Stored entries
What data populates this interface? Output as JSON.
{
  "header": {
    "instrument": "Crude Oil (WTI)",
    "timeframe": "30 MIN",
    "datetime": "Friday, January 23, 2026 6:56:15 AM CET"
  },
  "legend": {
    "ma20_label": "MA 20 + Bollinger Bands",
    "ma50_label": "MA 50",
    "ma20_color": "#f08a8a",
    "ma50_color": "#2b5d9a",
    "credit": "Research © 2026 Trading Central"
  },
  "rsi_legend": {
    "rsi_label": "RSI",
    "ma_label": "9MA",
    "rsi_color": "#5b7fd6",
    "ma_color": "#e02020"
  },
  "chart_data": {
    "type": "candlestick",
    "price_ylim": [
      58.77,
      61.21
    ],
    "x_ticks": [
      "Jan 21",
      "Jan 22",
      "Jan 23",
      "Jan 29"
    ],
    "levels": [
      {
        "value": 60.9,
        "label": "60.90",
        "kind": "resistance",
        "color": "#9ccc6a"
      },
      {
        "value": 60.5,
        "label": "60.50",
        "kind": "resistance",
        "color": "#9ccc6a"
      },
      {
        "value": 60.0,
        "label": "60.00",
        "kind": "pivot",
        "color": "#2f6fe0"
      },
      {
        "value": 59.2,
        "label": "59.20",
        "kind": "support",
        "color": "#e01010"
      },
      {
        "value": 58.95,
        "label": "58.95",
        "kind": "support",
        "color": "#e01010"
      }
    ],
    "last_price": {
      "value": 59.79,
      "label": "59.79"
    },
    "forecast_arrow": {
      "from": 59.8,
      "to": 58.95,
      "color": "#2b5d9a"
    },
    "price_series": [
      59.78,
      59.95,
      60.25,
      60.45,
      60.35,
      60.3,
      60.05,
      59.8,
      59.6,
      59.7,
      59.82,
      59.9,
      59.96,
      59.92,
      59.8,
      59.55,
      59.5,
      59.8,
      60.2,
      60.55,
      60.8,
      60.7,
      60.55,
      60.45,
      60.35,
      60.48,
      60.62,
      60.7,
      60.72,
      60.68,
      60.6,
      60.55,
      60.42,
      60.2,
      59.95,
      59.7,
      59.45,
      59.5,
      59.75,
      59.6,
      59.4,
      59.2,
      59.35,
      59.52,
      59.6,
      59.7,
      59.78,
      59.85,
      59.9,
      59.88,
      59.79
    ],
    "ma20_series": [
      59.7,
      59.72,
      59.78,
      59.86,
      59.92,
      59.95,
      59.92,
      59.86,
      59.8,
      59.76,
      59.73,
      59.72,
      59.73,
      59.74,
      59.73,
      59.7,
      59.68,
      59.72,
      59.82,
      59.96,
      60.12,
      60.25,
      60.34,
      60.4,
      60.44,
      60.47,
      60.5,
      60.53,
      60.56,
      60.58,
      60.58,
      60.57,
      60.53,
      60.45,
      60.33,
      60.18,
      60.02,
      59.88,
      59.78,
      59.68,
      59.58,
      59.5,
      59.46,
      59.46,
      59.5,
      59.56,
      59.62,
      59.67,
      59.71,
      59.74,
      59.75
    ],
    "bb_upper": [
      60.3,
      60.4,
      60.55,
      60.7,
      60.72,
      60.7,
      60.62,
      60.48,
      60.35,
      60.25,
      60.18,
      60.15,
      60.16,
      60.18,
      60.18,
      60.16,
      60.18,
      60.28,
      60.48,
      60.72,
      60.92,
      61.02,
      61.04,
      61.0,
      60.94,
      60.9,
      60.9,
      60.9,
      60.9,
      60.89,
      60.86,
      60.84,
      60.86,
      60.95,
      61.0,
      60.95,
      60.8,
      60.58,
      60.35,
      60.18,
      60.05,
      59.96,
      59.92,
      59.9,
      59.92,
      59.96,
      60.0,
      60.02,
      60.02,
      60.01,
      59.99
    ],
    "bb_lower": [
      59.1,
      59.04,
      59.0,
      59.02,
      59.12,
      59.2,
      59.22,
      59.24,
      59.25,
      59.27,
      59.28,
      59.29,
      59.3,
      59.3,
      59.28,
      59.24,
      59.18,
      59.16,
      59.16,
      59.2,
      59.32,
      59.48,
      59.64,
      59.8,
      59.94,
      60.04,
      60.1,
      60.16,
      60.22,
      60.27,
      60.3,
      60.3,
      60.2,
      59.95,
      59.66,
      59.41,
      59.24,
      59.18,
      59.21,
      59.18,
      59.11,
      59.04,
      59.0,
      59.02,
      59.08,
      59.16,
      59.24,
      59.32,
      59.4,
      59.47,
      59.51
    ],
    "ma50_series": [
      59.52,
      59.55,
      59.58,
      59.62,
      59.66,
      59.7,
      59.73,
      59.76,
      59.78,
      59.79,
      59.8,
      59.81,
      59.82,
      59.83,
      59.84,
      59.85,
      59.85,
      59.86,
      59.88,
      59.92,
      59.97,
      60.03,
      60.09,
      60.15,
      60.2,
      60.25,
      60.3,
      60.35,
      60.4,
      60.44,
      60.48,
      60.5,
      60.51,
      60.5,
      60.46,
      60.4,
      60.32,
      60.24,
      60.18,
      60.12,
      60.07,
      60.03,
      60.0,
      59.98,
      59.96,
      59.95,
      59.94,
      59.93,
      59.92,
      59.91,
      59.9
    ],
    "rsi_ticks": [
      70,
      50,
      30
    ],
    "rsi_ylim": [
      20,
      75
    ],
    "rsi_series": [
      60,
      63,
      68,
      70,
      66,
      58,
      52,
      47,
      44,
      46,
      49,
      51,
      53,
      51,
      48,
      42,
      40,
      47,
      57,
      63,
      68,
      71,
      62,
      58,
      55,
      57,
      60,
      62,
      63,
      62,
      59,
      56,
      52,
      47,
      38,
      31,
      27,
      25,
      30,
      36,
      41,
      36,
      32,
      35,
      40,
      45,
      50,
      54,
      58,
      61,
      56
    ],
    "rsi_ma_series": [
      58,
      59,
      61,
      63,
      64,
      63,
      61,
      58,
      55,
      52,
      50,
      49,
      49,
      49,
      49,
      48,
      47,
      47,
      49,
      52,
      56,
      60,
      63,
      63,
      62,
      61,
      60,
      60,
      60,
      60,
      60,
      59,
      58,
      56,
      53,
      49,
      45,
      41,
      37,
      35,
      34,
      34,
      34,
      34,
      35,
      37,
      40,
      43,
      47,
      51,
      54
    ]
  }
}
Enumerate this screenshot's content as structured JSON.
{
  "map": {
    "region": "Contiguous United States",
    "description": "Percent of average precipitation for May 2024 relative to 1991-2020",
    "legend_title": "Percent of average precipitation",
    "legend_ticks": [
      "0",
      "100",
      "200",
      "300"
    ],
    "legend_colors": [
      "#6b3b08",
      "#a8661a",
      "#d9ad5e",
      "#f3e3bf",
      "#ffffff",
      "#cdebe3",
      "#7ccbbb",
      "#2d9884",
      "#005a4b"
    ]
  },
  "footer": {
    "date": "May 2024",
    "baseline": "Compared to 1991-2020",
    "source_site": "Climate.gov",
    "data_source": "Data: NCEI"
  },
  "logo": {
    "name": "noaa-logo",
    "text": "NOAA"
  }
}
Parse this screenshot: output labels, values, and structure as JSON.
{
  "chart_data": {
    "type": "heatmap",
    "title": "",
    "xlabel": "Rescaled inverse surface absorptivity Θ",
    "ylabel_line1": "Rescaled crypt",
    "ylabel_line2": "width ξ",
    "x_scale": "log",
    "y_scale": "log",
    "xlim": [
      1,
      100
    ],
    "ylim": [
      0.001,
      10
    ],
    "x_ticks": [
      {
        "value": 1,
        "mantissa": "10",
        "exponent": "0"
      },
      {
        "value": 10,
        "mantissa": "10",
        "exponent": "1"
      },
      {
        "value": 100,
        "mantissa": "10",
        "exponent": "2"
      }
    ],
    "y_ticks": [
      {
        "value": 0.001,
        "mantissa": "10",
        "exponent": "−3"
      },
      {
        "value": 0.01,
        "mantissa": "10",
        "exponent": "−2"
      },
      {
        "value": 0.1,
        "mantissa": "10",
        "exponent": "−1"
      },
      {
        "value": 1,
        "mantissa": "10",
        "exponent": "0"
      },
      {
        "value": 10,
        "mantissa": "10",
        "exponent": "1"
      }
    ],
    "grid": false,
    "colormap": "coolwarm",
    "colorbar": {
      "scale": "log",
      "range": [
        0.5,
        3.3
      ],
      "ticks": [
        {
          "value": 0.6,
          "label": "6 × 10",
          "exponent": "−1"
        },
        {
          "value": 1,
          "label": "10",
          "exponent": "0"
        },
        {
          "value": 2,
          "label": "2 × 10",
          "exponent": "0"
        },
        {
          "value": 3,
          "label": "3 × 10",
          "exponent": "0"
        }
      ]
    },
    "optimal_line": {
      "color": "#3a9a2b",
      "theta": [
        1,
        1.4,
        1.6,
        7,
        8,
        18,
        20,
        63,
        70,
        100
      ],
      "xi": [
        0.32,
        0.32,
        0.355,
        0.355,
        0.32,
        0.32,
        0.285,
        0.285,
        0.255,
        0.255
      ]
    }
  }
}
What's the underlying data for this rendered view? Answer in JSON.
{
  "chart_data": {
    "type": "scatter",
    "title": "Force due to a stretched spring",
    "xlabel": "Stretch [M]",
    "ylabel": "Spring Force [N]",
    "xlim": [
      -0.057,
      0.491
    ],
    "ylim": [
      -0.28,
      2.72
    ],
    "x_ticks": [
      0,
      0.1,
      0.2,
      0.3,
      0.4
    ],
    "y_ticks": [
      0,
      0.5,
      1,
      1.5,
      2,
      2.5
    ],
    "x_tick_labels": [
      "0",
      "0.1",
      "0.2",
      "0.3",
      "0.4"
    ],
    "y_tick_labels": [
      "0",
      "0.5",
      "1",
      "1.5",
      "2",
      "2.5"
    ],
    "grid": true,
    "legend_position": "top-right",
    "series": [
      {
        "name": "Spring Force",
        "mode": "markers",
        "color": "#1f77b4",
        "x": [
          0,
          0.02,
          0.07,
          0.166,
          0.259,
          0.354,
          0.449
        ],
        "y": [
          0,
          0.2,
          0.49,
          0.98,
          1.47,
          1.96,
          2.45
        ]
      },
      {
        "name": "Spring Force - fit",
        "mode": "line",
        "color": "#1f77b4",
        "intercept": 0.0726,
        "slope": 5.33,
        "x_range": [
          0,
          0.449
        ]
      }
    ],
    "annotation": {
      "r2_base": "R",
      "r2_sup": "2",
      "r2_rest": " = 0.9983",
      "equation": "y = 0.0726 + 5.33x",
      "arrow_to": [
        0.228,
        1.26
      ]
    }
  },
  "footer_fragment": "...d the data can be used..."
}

◆ Problem details:
Copy out each line of the records where the string "screenshot" appears.

◆ Result of this task:
Enumerate this screenshot's content as structured JSON.
Parse this screenshot: output labels, values, and structure as JSON.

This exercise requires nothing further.